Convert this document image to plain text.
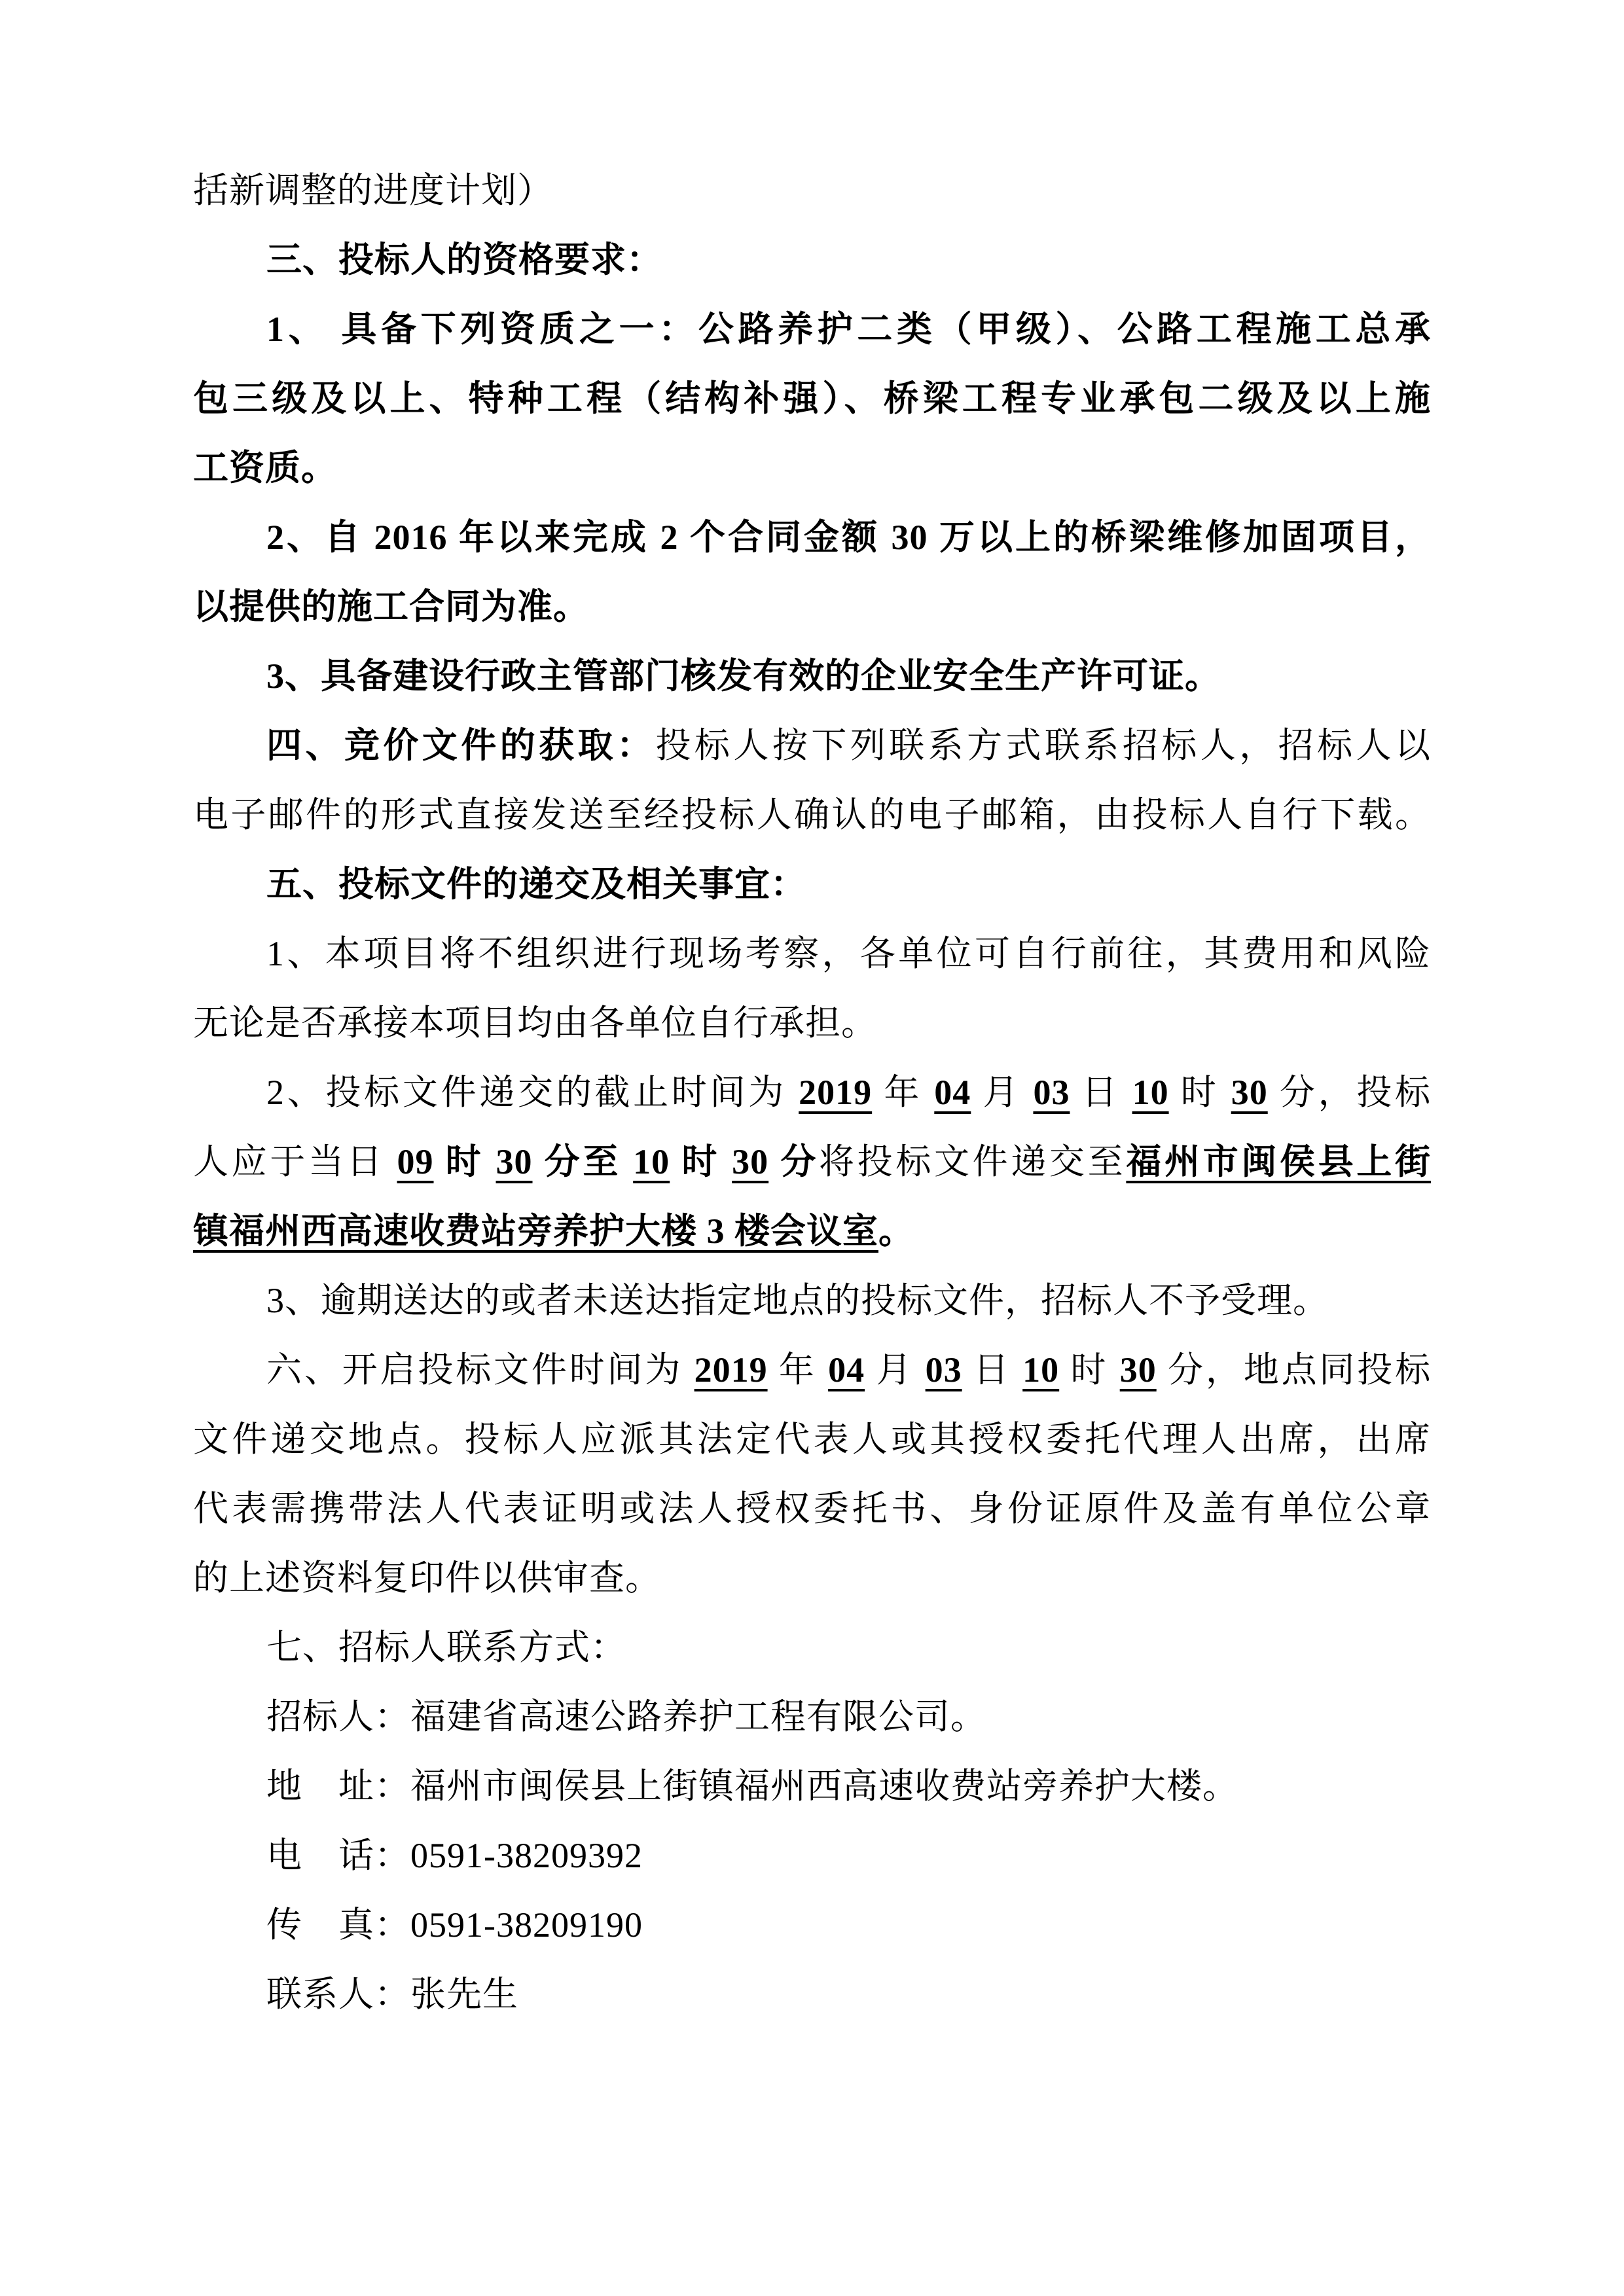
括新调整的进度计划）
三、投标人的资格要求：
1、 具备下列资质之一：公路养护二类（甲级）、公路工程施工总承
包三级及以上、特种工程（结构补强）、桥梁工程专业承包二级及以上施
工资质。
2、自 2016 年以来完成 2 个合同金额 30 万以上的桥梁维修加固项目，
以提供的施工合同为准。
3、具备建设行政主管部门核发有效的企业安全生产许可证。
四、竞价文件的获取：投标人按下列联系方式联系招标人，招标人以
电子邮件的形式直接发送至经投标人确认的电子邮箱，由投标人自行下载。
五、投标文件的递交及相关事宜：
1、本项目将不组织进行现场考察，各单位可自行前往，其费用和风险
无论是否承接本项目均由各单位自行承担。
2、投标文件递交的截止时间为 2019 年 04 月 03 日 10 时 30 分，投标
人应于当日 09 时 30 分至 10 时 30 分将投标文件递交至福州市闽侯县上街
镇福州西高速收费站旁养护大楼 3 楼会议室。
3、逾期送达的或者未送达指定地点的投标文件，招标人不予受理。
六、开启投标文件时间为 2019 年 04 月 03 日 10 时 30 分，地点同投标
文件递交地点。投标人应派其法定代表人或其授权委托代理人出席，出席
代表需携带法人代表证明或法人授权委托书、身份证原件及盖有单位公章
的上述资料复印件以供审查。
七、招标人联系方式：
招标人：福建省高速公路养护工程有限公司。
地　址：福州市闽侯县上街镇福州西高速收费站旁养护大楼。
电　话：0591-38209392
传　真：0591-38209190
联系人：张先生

---

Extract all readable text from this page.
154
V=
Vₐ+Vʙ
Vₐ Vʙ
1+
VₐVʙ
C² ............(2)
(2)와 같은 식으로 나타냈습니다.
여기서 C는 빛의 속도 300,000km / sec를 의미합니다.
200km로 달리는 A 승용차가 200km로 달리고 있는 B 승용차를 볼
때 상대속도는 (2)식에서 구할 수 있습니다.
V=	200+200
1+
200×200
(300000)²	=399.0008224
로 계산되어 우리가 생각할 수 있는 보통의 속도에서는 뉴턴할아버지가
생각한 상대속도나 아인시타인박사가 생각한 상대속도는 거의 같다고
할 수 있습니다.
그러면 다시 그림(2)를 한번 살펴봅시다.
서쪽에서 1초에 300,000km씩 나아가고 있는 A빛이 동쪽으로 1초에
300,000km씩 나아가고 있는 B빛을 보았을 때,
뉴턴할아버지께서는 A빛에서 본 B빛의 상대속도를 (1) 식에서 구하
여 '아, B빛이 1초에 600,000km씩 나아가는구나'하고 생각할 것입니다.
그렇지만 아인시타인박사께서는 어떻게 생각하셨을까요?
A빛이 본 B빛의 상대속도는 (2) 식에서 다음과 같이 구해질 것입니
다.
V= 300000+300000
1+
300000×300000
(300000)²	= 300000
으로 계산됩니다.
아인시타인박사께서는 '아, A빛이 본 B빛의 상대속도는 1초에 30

---

*What is needed*: In the records above, find each line holding "나아가고" and copy it.

*Answer to the task*:
서쪽에서 1초에 300,000km씩 나아가고 있는 A빛이 동쪽으로 1초에
300,000km씩 나아가고 있는 B빛을 보았을 때,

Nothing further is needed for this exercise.